**CONSIGNE A**
Recopiez sans rien modifier le passage du texte sur Namaste qui commence par « L’après-midi nous faisons » et se poursuit jusqu'à « des deux sexes. ».

Une fois par mois les ammachi (mémés), sont accueillies à Namaste. On s’inquiète de leur santé et de leur bien être et elles reçoivent un peu d’argent. Ce sont généralement des veuves qui n’ont pas eu d’enfants ou ceux-ci sont morts ou partis et elles sont pratiquement sans ressources. Le système de retraite n’existe que pour les fonctionnaires, les autres doivent économiser, mais quand il n’y a pas assez de roupies pour manger à sa faim, allez donc en mettre de côté ! Dans le hit parade des pays les plus riches du monde l’Inde figure désormais à la douzième place, belle remontée, mais 79,9% des Indiens vivent avec moins de deux dollars par jour. En ce qui concerne les ammachi, c’est encore bien moins. Parmi les petites vieilles ratatinées, édentées, tordues, bossues qui attendent sur le perron de Namaste il y a aussi quelques hommes âgés gravement malades ou invalides. Ceux ou celles qui savent écrire (rares), signent le registre les autres laissent une empreinte digitale et repartent clopin-clopant.

L’après-midi nous faisons une petite tournée des family house. Dans celle de Laskhmi il n’y a que des garçons qui fréquentent l’English Medium (l’école privée où l’enseignement se fait en anglais). La maison est grande et belle, les garçons intelligents et respectueux, plutôt sérieux, un gisement de premiers de la classe. Avant Laskhmi était professeur à l’English Medium, mais les salaires des enseignants du privé sont tellement bas qu’elle a préféré devenir house keeper. Quand les garçons rentrent de l’école elle les aide à faire leurs devoirs, et elle a du temps pour s’occuper de ses deux enfants. Chez Mary Serafine onze garçons et filles jouent dans la cour avec son bébé qui passe joyeusement de bras en bras. Tout le monde rit et s’amuse, l’ambiance est très gaie, comme chez Helen qui s’occupe avec sa mère de neuf enfants des deux sexes.

La dernière family house que nous visitons est tenue par un homme Suresh et ses parents, un couple âgé, que les dix enfants appellent affectueusement grand mother et grand father.
Partout les enfants sont joyeux, propres et visiblement en bonne santé. Visiter ces maisons les unes après les autres est un véritable plaisir. Bien sûr de temps à autre il ya quelques problèmes, mais pas grand-chose, des petits riens vite résolus. Pour avoir parcouru les ruelles de Poonthura et de Pozhiyoor nous savons d’où viennent ces enfants et pouvons apprécier ce que Namaste leur apporte. Ces fillettes rieuses ne connaitront pas le sort de Mary, la petite bonne aux grands yeux craintifs de chez Rajesh.

**CONSIGNE B**
Extrayez telles quelles, et rien d'autre, les lignes des enregistrements depuis leur début jusqu'à la ligne contenant « filter-value[interactable]: All [93, 391, 278, 404] », celle-ci comprise.

**DONNÉES DE L'EXERCICE**

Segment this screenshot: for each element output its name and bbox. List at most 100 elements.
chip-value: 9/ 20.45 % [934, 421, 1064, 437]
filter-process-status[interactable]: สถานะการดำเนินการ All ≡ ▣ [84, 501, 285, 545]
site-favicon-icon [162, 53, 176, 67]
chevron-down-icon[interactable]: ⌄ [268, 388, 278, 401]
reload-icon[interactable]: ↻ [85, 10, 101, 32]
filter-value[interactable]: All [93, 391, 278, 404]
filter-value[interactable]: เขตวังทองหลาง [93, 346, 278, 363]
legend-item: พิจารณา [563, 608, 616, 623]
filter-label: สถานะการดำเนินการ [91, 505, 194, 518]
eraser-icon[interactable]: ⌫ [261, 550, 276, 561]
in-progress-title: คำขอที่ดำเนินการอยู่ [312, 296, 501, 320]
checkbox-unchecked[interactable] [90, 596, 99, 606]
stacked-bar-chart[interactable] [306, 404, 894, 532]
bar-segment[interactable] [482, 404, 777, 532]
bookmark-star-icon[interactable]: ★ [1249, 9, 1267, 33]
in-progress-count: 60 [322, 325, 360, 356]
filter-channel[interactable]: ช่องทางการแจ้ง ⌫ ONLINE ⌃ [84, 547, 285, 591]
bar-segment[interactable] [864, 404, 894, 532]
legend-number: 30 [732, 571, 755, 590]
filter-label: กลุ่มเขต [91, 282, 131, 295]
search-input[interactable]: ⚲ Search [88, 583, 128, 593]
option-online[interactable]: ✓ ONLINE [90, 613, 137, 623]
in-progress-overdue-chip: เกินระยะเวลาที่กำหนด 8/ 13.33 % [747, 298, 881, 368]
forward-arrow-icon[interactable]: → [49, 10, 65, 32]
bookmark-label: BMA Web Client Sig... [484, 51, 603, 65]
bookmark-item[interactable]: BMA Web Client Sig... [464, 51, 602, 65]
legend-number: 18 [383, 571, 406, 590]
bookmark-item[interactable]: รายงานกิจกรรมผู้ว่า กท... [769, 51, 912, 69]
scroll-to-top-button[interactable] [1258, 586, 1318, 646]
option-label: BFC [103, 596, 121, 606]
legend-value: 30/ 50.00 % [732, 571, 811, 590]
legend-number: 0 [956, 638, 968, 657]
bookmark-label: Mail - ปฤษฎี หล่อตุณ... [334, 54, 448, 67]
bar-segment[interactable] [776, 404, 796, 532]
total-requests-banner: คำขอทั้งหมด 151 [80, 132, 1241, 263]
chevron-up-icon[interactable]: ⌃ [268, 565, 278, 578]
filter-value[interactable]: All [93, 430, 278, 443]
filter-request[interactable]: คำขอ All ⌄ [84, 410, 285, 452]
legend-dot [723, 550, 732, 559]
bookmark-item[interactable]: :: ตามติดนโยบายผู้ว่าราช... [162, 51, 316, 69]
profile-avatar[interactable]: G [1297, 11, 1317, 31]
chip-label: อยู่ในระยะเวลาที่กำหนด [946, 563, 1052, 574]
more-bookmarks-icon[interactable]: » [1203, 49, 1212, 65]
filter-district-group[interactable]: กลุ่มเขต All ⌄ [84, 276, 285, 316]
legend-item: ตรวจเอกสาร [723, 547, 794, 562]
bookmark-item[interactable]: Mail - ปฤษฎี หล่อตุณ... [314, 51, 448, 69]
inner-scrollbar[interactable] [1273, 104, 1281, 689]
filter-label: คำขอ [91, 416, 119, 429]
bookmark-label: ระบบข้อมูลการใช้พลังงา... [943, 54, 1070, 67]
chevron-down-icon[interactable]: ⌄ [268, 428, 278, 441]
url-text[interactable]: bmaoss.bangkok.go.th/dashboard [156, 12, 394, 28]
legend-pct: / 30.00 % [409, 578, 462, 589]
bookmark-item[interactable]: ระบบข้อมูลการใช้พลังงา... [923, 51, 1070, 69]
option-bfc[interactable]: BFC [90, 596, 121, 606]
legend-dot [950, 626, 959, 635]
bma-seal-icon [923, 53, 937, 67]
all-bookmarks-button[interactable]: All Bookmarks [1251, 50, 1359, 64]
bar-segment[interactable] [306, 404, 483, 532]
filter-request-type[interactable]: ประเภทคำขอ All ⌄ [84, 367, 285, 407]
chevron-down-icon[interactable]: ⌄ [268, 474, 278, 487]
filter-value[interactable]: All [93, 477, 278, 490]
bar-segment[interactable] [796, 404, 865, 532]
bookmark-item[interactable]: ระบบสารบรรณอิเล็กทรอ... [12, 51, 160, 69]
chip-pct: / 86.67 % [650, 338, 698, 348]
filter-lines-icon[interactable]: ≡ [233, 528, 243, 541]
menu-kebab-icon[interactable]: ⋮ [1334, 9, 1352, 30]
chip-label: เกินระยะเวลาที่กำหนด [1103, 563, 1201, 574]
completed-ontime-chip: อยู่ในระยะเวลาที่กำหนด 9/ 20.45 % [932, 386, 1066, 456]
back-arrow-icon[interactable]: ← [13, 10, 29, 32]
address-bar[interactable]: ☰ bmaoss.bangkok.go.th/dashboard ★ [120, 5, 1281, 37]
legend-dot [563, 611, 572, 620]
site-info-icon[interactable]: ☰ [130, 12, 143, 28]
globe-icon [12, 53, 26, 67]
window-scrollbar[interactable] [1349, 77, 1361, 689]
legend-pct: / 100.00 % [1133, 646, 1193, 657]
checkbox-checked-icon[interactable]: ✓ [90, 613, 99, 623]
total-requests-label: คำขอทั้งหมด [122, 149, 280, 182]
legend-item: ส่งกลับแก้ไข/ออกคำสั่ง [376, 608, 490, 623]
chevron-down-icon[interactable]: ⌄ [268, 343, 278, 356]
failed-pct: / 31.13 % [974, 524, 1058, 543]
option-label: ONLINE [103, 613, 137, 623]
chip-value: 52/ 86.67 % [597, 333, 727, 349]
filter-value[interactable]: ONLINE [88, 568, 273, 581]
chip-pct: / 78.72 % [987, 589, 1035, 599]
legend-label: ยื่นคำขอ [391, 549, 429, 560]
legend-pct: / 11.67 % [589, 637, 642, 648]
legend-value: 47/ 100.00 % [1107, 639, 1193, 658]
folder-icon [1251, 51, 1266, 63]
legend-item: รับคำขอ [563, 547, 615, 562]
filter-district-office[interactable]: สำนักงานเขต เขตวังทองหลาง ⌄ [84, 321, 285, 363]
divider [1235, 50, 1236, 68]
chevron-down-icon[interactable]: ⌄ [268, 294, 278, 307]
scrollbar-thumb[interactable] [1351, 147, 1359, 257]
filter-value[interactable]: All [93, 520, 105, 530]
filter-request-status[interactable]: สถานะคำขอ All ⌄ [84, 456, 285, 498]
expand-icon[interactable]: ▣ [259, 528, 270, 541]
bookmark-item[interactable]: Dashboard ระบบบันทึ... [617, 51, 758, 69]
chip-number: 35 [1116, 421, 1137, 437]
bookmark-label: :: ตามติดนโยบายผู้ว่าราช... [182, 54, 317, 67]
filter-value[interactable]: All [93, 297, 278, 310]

**RÉPONSE FINALE A**
L’après-midi nous faisons une petite tournée des family house. Dans celle de Laskhmi il n’y a que des garçons qui fréquentent l’English Medium (l’école privée où l’enseignement se fait en anglais). La maison est grande et belle, les garçons intelligents et respectueux, plutôt sérieux, un gisement de premiers de la classe. Avant Laskhmi était professeur à l’English Medium, mais les salaires des enseignants du privé sont tellement bas qu’elle a préféré devenir house keeper. Quand les garçons rentrent de l’école elle les aide à faire leurs devoirs, et elle a du temps pour s’occuper de ses deux enfants. Chez Mary Serafine onze garçons et filles jouent dans la cour avec son bébé qui passe joyeusement de bras en bras. Tout le monde rit et s’amuse, l’ambiance est très gaie, comme chez Helen qui s’occupe avec sa mère de neuf enfants des deux sexes.

**RÉPONSE FINALE B**
Segment this screenshot: for each element output its name and bbox. List at most 100 elements.
chip-value: 9/ 20.45 % [934, 421, 1064, 437]
filter-process-status[interactable]: สถานะการดำเนินการ All ≡ ▣ [84, 501, 285, 545]
site-favicon-icon [162, 53, 176, 67]
chevron-down-icon[interactable]: ⌄ [268, 388, 278, 401]
reload-icon[interactable]: ↻ [85, 10, 101, 32]
filter-value[interactable]: All [93, 391, 278, 404]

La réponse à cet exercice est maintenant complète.